#### [Aim]
Each line of the material below should be reproduced exactly.

(Records contained in a dataset)
%%
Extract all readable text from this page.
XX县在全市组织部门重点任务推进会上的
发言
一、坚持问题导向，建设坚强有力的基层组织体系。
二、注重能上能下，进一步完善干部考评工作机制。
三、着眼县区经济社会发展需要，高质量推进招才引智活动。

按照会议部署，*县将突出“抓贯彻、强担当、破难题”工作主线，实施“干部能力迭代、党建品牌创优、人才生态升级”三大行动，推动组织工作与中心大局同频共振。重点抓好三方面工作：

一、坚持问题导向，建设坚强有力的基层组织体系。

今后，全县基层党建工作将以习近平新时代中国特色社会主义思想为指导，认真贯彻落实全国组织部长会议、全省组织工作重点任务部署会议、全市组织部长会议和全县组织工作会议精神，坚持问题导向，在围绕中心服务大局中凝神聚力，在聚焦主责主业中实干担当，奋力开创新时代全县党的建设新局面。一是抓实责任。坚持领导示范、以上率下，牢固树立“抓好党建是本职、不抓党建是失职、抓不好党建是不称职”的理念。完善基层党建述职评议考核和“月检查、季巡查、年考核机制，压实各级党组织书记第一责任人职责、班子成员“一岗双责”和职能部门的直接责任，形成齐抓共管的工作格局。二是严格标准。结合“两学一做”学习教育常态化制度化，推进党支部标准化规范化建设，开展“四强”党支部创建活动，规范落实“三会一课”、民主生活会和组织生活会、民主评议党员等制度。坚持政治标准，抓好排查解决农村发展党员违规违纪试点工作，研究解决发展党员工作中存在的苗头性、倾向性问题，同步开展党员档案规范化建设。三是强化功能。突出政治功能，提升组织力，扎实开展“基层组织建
%%
#### [Output of the task]
Extract all readable text from this page.
XX县在全市组织部门重点任务推进会上的
发言
一、坚持问题导向，建设坚强有力的基层组织体系。
二、注重能上能下，进一步完善干部考评工作机制。
三、着眼县区经济社会发展需要，高质量推进招才引智活动。

按照会议部署，*县将突出“抓贯彻、强担当、破难题”工作主线，实施“干部能力迭代、党建品牌创优、人才生态升级”三大行动，推动组织工作与中心大局同频共振。重点抓好三方面工作：

一、坚持问题导向，建设坚强有力的基层组织体系。

今后，全县基层党建工作将以习近平新时代中国特色社会主义思想为指导，认真贯彻落实全国组织部长会议、全省组织工作重点任务部署会议、全市组织部长会议和全县组织工作会议精神，坚持问题导向，在围绕中心服务大局中凝神聚力，在聚焦主责主业中实干担当，奋力开创新时代全县党的建设新局面。一是抓实责任。坚持领导示范、以上率下，牢固树立“抓好党建是本职、不抓党建是失职、抓不好党建是不称职”的理念。完善基层党建述职评议考核和“月检查、季巡查、年考核机制，压实各级党组织书记第一责任人职责、班子成员“一岗双责”和职能部门的直接责任，形成齐抓共管的工作格局。二是严格标准。结合“两学一做”学习教育常态化制度化，推进党支部标准化规范化建设，开展“四强”党支部创建活动，规范落实“三会一课”、民主生活会和组织生活会、民主评议党员等制度。坚持政治标准，抓好排查解决农村发展党员违规违纪试点工作，研究解决发展党员工作中存在的苗头性、倾向性问题，同步开展党员档案规范化建设。三是强化功能。突出政治功能，提升组织力，扎实开展“基层组织建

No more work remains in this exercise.